**TASK DETAILS**
Print the following rows word for word.

-- Begin DATA TO PROCESS --

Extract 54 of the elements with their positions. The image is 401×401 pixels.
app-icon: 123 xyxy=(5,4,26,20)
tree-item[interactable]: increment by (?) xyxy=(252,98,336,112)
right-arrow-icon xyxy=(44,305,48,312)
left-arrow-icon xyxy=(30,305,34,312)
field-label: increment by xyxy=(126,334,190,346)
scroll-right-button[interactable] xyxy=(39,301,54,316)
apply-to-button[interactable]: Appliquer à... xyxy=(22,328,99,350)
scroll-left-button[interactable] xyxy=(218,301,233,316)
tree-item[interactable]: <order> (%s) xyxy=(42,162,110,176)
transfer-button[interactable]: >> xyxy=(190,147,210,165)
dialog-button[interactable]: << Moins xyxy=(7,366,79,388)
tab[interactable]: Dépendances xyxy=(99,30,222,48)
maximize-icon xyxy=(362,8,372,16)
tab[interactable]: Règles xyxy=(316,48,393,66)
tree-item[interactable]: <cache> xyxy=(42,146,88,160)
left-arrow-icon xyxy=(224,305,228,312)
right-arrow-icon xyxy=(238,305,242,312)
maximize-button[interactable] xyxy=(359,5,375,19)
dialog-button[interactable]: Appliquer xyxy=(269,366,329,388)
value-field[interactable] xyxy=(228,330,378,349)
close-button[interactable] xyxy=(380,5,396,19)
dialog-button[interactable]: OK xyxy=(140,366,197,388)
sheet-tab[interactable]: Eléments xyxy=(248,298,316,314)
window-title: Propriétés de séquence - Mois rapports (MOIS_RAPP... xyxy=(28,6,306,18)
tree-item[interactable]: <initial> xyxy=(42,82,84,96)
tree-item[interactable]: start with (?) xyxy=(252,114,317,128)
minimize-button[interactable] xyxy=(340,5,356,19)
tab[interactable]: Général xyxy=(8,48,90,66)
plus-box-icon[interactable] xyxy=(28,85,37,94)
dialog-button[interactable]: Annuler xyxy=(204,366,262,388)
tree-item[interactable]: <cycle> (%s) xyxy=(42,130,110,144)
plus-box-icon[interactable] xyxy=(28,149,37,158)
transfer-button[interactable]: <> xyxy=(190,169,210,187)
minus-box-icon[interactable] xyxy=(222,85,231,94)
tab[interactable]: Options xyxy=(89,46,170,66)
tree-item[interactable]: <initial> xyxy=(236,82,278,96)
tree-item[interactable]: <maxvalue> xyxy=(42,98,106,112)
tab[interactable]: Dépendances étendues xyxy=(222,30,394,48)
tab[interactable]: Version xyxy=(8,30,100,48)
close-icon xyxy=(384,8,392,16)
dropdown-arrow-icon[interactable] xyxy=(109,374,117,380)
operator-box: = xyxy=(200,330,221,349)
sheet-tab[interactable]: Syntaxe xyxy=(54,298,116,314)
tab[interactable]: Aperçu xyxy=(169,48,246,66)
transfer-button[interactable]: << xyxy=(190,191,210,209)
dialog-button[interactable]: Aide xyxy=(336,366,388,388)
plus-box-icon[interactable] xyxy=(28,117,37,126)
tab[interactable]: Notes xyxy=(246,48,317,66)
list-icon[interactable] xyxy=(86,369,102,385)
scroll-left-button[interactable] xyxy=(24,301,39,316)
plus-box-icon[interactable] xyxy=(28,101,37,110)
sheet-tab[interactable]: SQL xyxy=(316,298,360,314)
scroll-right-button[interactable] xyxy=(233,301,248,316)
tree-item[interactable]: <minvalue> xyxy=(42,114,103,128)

-- End DATA TO PROCESS --

**EXERCISE RESPONSE**
Extract 54 of the elements with their positions. The image is 401×401 pixels.
app-icon: 123 xyxy=(5,4,26,20)
tree-item[interactable]: increment by (?) xyxy=(252,98,336,112)
right-arrow-icon xyxy=(44,305,48,312)
left-arrow-icon xyxy=(30,305,34,312)
field-label: increment by xyxy=(126,334,190,346)
scroll-right-button[interactable] xyxy=(39,301,54,316)
apply-to-button[interactable]: Appliquer à... xyxy=(22,328,99,350)
scroll-left-button[interactable] xyxy=(218,301,233,316)
tree-item[interactable]: <order> (%s) xyxy=(42,162,110,176)
transfer-button[interactable]: >> xyxy=(190,147,210,165)
dialog-button[interactable]: << Moins xyxy=(7,366,79,388)
tab[interactable]: Dépendances xyxy=(99,30,222,48)
maximize-icon xyxy=(362,8,372,16)
tab[interactable]: Règles xyxy=(316,48,393,66)
tree-item[interactable]: <cache> xyxy=(42,146,88,160)
left-arrow-icon xyxy=(224,305,228,312)
right-arrow-icon xyxy=(238,305,242,312)
maximize-button[interactable] xyxy=(359,5,375,19)
dialog-button[interactable]: Appliquer xyxy=(269,366,329,388)
value-field[interactable] xyxy=(228,330,378,349)
close-button[interactable] xyxy=(380,5,396,19)
dialog-button[interactable]: OK xyxy=(140,366,197,388)
sheet-tab[interactable]: Eléments xyxy=(248,298,316,314)
window-title: Propriétés de séquence - Mois rapports (MOIS_RAPP... xyxy=(28,6,306,18)
tree-item[interactable]: <initial> xyxy=(42,82,84,96)
tree-item[interactable]: start with (?) xyxy=(252,114,317,128)
minimize-button[interactable] xyxy=(340,5,356,19)
tab[interactable]: Général xyxy=(8,48,90,66)
plus-box-icon[interactable] xyxy=(28,85,37,94)
dialog-button[interactable]: Annuler xyxy=(204,366,262,388)
tree-item[interactable]: <cycle> (%s) xyxy=(42,130,110,144)
plus-box-icon[interactable] xyxy=(28,149,37,158)
transfer-button[interactable]: <> xyxy=(190,169,210,187)
minus-box-icon[interactable] xyxy=(222,85,231,94)
tab[interactable]: Options xyxy=(89,46,170,66)
tree-item[interactable]: <initial> xyxy=(236,82,278,96)
tree-item[interactable]: <maxvalue> xyxy=(42,98,106,112)
tab[interactable]: Dépendances étendues xyxy=(222,30,394,48)
tab[interactable]: Version xyxy=(8,30,100,48)
close-icon xyxy=(384,8,392,16)
dropdown-arrow-icon[interactable] xyxy=(109,374,117,380)
operator-box: = xyxy=(200,330,221,349)
sheet-tab[interactable]: Syntaxe xyxy=(54,298,116,314)
tab[interactable]: Aperçu xyxy=(169,48,246,66)
transfer-button[interactable]: << xyxy=(190,191,210,209)
dialog-button[interactable]: Aide xyxy=(336,366,388,388)
plus-box-icon[interactable] xyxy=(28,117,37,126)
tab[interactable]: Notes xyxy=(246,48,317,66)
list-icon[interactable] xyxy=(86,369,102,385)
scroll-left-button[interactable] xyxy=(24,301,39,316)
plus-box-icon[interactable] xyxy=(28,101,37,110)
sheet-tab[interactable]: SQL xyxy=(316,298,360,314)
scroll-right-button[interactable] xyxy=(233,301,248,316)
tree-item[interactable]: <minvalue> xyxy=(42,114,103,128)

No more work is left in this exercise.